» Short problem
Extract every record, keeping each one exactly as it is.

+-------+

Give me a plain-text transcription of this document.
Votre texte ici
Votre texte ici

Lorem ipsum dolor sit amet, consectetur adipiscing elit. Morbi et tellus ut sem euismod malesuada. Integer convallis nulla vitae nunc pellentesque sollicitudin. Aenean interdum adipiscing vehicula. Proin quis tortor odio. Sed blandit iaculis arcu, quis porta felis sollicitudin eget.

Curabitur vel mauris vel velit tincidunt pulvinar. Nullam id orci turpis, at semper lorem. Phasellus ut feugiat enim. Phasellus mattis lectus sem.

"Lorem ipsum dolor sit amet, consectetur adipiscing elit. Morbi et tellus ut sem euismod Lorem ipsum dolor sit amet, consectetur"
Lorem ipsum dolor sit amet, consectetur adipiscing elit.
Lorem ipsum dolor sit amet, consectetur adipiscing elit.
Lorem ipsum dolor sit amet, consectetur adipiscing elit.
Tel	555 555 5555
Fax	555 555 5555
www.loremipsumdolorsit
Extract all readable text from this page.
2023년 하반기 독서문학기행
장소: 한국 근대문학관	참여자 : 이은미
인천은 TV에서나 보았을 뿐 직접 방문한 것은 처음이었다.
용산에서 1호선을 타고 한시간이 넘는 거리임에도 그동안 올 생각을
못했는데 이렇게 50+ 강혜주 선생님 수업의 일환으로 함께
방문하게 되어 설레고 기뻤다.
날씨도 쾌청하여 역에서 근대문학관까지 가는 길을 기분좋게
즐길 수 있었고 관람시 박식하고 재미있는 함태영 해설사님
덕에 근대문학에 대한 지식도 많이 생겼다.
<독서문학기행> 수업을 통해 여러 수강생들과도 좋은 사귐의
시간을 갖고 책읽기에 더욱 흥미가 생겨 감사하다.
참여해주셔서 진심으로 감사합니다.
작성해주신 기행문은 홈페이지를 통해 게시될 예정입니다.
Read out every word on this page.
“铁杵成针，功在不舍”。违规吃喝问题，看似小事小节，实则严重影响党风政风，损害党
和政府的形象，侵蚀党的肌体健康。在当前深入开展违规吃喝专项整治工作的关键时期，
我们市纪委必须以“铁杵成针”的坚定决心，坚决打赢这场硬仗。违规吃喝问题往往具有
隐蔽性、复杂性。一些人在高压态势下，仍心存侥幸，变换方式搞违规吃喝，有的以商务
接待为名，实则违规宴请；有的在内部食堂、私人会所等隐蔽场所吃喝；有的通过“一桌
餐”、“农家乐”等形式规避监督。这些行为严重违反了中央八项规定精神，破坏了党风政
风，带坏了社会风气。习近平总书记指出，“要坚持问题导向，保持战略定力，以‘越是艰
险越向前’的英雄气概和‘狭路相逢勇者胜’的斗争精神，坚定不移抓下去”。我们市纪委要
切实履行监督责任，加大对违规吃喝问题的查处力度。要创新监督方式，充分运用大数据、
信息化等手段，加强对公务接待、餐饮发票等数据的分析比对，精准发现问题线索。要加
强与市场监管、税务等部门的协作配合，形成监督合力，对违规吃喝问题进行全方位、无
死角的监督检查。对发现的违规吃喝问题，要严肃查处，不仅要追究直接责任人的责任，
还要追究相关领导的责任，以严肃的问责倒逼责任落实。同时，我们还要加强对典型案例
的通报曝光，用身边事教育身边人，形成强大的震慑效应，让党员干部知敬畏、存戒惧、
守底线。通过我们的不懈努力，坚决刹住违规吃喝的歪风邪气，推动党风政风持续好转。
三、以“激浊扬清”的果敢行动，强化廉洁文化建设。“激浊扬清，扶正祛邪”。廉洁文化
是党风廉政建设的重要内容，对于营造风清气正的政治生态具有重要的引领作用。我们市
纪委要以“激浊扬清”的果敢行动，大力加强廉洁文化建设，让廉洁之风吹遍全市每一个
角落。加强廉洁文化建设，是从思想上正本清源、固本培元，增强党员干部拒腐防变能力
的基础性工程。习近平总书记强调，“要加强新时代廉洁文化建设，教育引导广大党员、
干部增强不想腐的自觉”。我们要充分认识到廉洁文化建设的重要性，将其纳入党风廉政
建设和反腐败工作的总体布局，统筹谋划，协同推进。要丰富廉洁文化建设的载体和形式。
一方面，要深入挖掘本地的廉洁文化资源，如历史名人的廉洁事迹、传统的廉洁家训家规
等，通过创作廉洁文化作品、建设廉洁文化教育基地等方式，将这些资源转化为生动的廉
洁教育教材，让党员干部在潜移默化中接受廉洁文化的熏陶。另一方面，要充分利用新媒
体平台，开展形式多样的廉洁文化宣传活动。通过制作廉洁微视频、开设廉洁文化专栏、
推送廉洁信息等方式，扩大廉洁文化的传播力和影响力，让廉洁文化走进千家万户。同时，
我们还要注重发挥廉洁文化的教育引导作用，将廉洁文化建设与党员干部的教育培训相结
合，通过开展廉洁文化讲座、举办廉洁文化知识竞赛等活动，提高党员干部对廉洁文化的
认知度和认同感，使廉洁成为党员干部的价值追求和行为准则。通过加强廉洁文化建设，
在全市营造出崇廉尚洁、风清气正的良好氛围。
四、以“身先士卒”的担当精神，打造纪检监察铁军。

+-------+

» Solution to the problem
Give me a plain-text transcription of this document.
Votre texte ici
Votre texte ici

Lorem ipsum dolor sit amet, consectetur adipiscing elit. Morbi et tellus ut sem euismod malesuada. Integer convallis nulla vitae nunc pellentesque sollicitudin. Aenean interdum adipiscing vehicula. Proin quis tortor odio. Sed blandit iaculis arcu, quis porta felis sollicitudin eget.

Curabitur vel mauris vel velit tincidunt pulvinar. Nullam id orci turpis, at semper lorem. Phasellus ut feugiat enim. Phasellus mattis lectus sem.

"Lorem ipsum dolor sit amet, consectetur adipiscing elit. Morbi et tellus ut sem euismod Lorem ipsum dolor sit amet, consectetur"
Lorem ipsum dolor sit amet, consectetur adipiscing elit.
Lorem ipsum dolor sit amet, consectetur adipiscing elit.
Lorem ipsum dolor sit amet, consectetur adipiscing elit.
Tel	555 555 5555
Fax	555 555 5555
www.loremipsumdolorsit
Extract all readable text from this page.
2023년 하반기 독서문학기행
장소: 한국 근대문학관	참여자 : 이은미
인천은 TV에서나 보았을 뿐 직접 방문한 것은 처음이었다.
용산에서 1호선을 타고 한시간이 넘는 거리임에도 그동안 올 생각을
못했는데 이렇게 50+ 강혜주 선생님 수업의 일환으로 함께
방문하게 되어 설레고 기뻤다.
날씨도 쾌청하여 역에서 근대문학관까지 가는 길을 기분좋게
즐길 수 있었고 관람시 박식하고 재미있는 함태영 해설사님
덕에 근대문학에 대한 지식도 많이 생겼다.
<독서문학기행> 수업을 통해 여러 수강생들과도 좋은 사귐의
시간을 갖고 책읽기에 더욱 흥미가 생겨 감사하다.
참여해주셔서 진심으로 감사합니다.
작성해주신 기행문은 홈페이지를 통해 게시될 예정입니다.
Read out every word on this page.
“铁杵成针，功在不舍”。违规吃喝问题，看似小事小节，实则严重影响党风政风，损害党
和政府的形象，侵蚀党的肌体健康。在当前深入开展违规吃喝专项整治工作的关键时期，
我们市纪委必须以“铁杵成针”的坚定决心，坚决打赢这场硬仗。违规吃喝问题往往具有
隐蔽性、复杂性。一些人在高压态势下，仍心存侥幸，变换方式搞违规吃喝，有的以商务
接待为名，实则违规宴请；有的在内部食堂、私人会所等隐蔽场所吃喝；有的通过“一桌
餐”、“农家乐”等形式规避监督。这些行为严重违反了中央八项规定精神，破坏了党风政
风，带坏了社会风气。习近平总书记指出，“要坚持问题导向，保持战略定力，以‘越是艰
险越向前’的英雄气概和‘狭路相逢勇者胜’的斗争精神，坚定不移抓下去”。我们市纪委要
切实履行监督责任，加大对违规吃喝问题的查处力度。要创新监督方式，充分运用大数据、
信息化等手段，加强对公务接待、餐饮发票等数据的分析比对，精准发现问题线索。要加
强与市场监管、税务等部门的协作配合，形成监督合力，对违规吃喝问题进行全方位、无
死角的监督检查。对发现的违规吃喝问题，要严肃查处，不仅要追究直接责任人的责任，
还要追究相关领导的责任，以严肃的问责倒逼责任落实。同时，我们还要加强对典型案例
的通报曝光，用身边事教育身边人，形成强大的震慑效应，让党员干部知敬畏、存戒惧、
守底线。通过我们的不懈努力，坚决刹住违规吃喝的歪风邪气，推动党风政风持续好转。
三、以“激浊扬清”的果敢行动，强化廉洁文化建设。“激浊扬清，扶正祛邪”。廉洁文化
是党风廉政建设的重要内容，对于营造风清气正的政治生态具有重要的引领作用。我们市
纪委要以“激浊扬清”的果敢行动，大力加强廉洁文化建设，让廉洁之风吹遍全市每一个
角落。加强廉洁文化建设，是从思想上正本清源、固本培元，增强党员干部拒腐防变能力
的基础性工程。习近平总书记强调，“要加强新时代廉洁文化建设，教育引导广大党员、
干部增强不想腐的自觉”。我们要充分认识到廉洁文化建设的重要性，将其纳入党风廉政
建设和反腐败工作的总体布局，统筹谋划，协同推进。要丰富廉洁文化建设的载体和形式。
一方面，要深入挖掘本地的廉洁文化资源，如历史名人的廉洁事迹、传统的廉洁家训家规
等，通过创作廉洁文化作品、建设廉洁文化教育基地等方式，将这些资源转化为生动的廉
洁教育教材，让党员干部在潜移默化中接受廉洁文化的熏陶。另一方面，要充分利用新媒
体平台，开展形式多样的廉洁文化宣传活动。通过制作廉洁微视频、开设廉洁文化专栏、
推送廉洁信息等方式，扩大廉洁文化的传播力和影响力，让廉洁文化走进千家万户。同时，
我们还要注重发挥廉洁文化的教育引导作用，将廉洁文化建设与党员干部的教育培训相结
合，通过开展廉洁文化讲座、举办廉洁文化知识竞赛等活动，提高党员干部对廉洁文化的
认知度和认同感，使廉洁成为党员干部的价值追求和行为准则。通过加强廉洁文化建设，
在全市营造出崇廉尚洁、风清气正的良好氛围。
四、以“身先士卒”的担当精神，打造纪检监察铁军。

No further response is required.